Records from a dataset
- - - - - - -
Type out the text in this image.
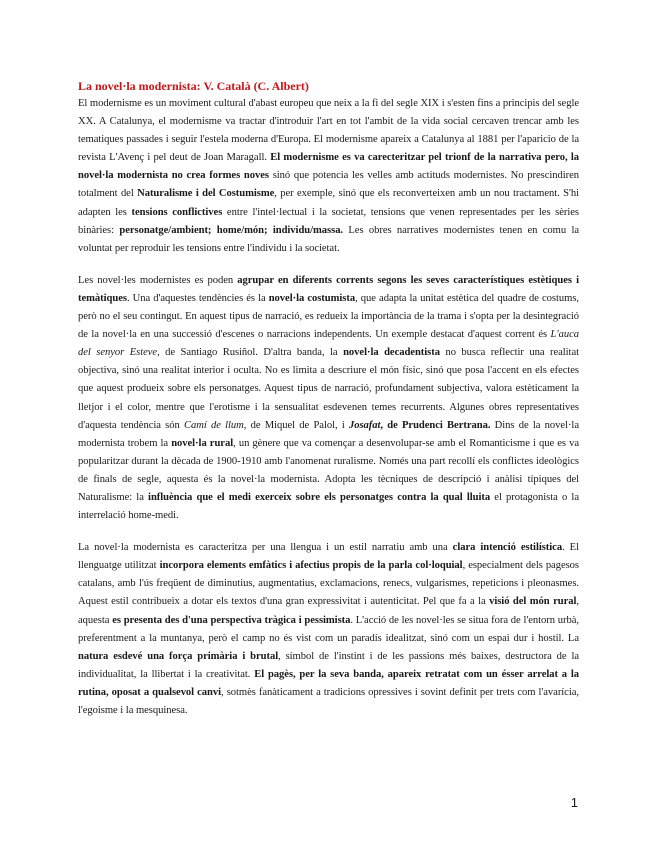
La novel·la modernista: V. Català (C. Albert)

El modernisme es un moviment cultural d'abast europeu que neix a la fi del segle XIX i s'esten fins a principis del segle XX. A Catalunya, el modernisme va tractar d'introduir l'art en tot l'ambit de la vida social cercaven trencar amb les tematiques passades i seguir l'estela moderna d'Europa. El modernisme apareix a Catalunya al 1881 per l'aparicio de la revista L'Avenç i pel deut de Joan Maragall. El modernisme es va carecteritzar pel trionf de la narrativa pero, la novel·la modernista no crea formes noves sinó que potencia les velles amb actituds modernistes. No prescindiren totalment del Naturalisme i del Costumisme, per exemple, sinó que els reconverteixen amb un nou tractament. S'hi adapten les tensions conflictives entre l'intel·lectual i la societat, tensions que venen representades per les sèries binàries: personatge/ambient; home/món; individu/massa. Les obres narratives modernistes tenen en comu la voluntat per reproduir les tensions entre l'individu i la societat.

Les novel·les modernistes es poden agrupar en diferents corrents segons les seves característiques estètiques i temàtiques. Una d'aquestes tendències és la novel·la costumista, que adapta la unitat estètica del quadre de costums, però no el seu contingut. En aquest tipus de narració, es redueix la importància de la trama i s'opta per la desintegració de la novel·la en una successió d'escenes o narracions independents. Un exemple destacat d'aquest corrent és L'auca del senyor Esteve, de Santiago Rusiñol. D'altra banda, la novel·la decadentista no busca reflectir una realitat objectiva, sinó una realitat interior i oculta. No es limita a descriure el món físic, sinó que posa l'accent en els efectes que aquest produeix sobre els personatges. Aquest tipus de narració, profundament subjectiva, valora estèticament la lletjor i el color, mentre que l'erotisme i la sensualitat esdevenen temes recurrents. Algunes obres representatives d'aquesta tendència són Camí de llum, de Miquel de Palol, i Josafat, de Prudenci Bertrana. Dins de la novel·la modernista trobem la novel·la rural, un gènere que va començar a desenvolupar-se amb el Romanticisme i que es va popularitzar durant la dècada de 1900-1910 amb l'anomenat ruralisme. Només una part recollí els conflictes ideològics de finals de segle, aquesta és la novel·la modernista. Adopta les tècniques de descripció i anàlisi típiques del Naturalisme: la influència que el medi exerceix sobre els personatges contra la qual lluita el protagonista o la interrelació home-medi.

La novel·la modernista es caracteritza per una llengua i un estil narratiu amb una clara intenció estilística. El llenguatge utilitzat incorpora elements emfàtics i afectius propis de la parla col·loquial, especialment dels pagesos catalans, amb l'ús freqüent de diminutius, augmentatius, exclamacions, renecs, vulgarismes, repeticions i pleonasmes. Aquest estil contribueix a dotar els textos d'una gran expressivitat i autenticitat. Pel que fa a la visió del món rural, aquesta es presenta des d'una perspectiva tràgica i pessimista. L'acció de les novel·les se situa fora de l'entorn urbà, preferentment a la muntanya, però el camp no és vist com un paradís idealitzat, sinó com un espai dur i hostil. La natura esdevé una força primària i brutal, símbol de l'instint i de les passions més baixes, destructora de la individualitat, la llibertat i la creativitat. El pagès, per la seva banda, apareix retratat com un ésser arrelat a la rutina, oposat a qualsevol canvi, sotmès fanàticament a tradicions opressives i sovint definit per trets com l'avarícia, l'egoisme i la mesquinesa.

1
- - - - - - -
• Work required
Drop the pictures and reproduce the rest of the entries above exactly.

• Finished answer
Type out the text in this image.
La novel·la modernista: V. Català (C. Albert)

El modernisme es un moviment cultural d'abast europeu que neix a la fi del segle XIX i s'esten fins a principis del segle XX. A Catalunya, el modernisme va tractar d'introduir l'art en tot l'ambit de la vida social cercaven trencar amb les tematiques passades i seguir l'estela moderna d'Europa. El modernisme apareix a Catalunya al 1881 per l'aparicio de la revista L'Avenç i pel deut de Joan Maragall. El modernisme es va carecteritzar pel trionf de la narrativa pero, la novel·la modernista no crea formes noves sinó que potencia les velles amb actituds modernistes. No prescindiren totalment del Naturalisme i del Costumisme, per exemple, sinó que els reconverteixen amb un nou tractament. S'hi adapten les tensions conflictives entre l'intel·lectual i la societat, tensions que venen representades per les sèries binàries: personatge/ambient; home/món; individu/massa. Les obres narratives modernistes tenen en comu la voluntat per reproduir les tensions entre l'individu i la societat.

Les novel·les modernistes es poden agrupar en diferents corrents segons les seves característiques estètiques i temàtiques. Una d'aquestes tendències és la novel·la costumista, que adapta la unitat estètica del quadre de costums, però no el seu contingut. En aquest tipus de narració, es redueix la importància de la trama i s'opta per la desintegració de la novel·la en una successió d'escenes o narracions independents. Un exemple destacat d'aquest corrent és L'auca del senyor Esteve, de Santiago Rusiñol. D'altra banda, la novel·la decadentista no busca reflectir una realitat objectiva, sinó una realitat interior i oculta. No es limita a descriure el món físic, sinó que posa l'accent en els efectes que aquest produeix sobre els personatges. Aquest tipus de narració, profundament subjectiva, valora estèticament la lletjor i el color, mentre que l'erotisme i la sensualitat esdevenen temes recurrents. Algunes obres representatives d'aquesta tendència són Camí de llum, de Miquel de Palol, i Josafat, de Prudenci Bertrana. Dins de la novel·la modernista trobem la novel·la rural, un gènere que va començar a desenvolupar-se amb el Romanticisme i que es va popularitzar durant la dècada de 1900-1910 amb l'anomenat ruralisme. Només una part recollí els conflictes ideològics de finals de segle, aquesta és la novel·la modernista. Adopta les tècniques de descripció i anàlisi típiques del Naturalisme: la influència que el medi exerceix sobre els personatges contra la qual lluita el protagonista o la interrelació home-medi.

La novel·la modernista es caracteritza per una llengua i un estil narratiu amb una clara intenció estilística. El llenguatge utilitzat incorpora elements emfàtics i afectius propis de la parla col·loquial, especialment dels pagesos catalans, amb l'ús freqüent de diminutius, augmentatius, exclamacions, renecs, vulgarismes, repeticions i pleonasmes. Aquest estil contribueix a dotar els textos d'una gran expressivitat i autenticitat. Pel que fa a la visió del món rural, aquesta es presenta des d'una perspectiva tràgica i pessimista. L'acció de les novel·les se situa fora de l'entorn urbà, preferentment a la muntanya, però el camp no és vist com un paradís idealitzat, sinó com un espai dur i hostil. La natura esdevé una força primària i brutal, símbol de l'instint i de les passions més baixes, destructora de la individualitat, la llibertat i la creativitat. El pagès, per la seva banda, apareix retratat com un ésser arrelat a la rutina, oposat a qualsevol canvi, sotmès fanàticament a tradicions opressives i sovint definit per trets com l'avarícia, l'egoisme i la mesquinesa.

1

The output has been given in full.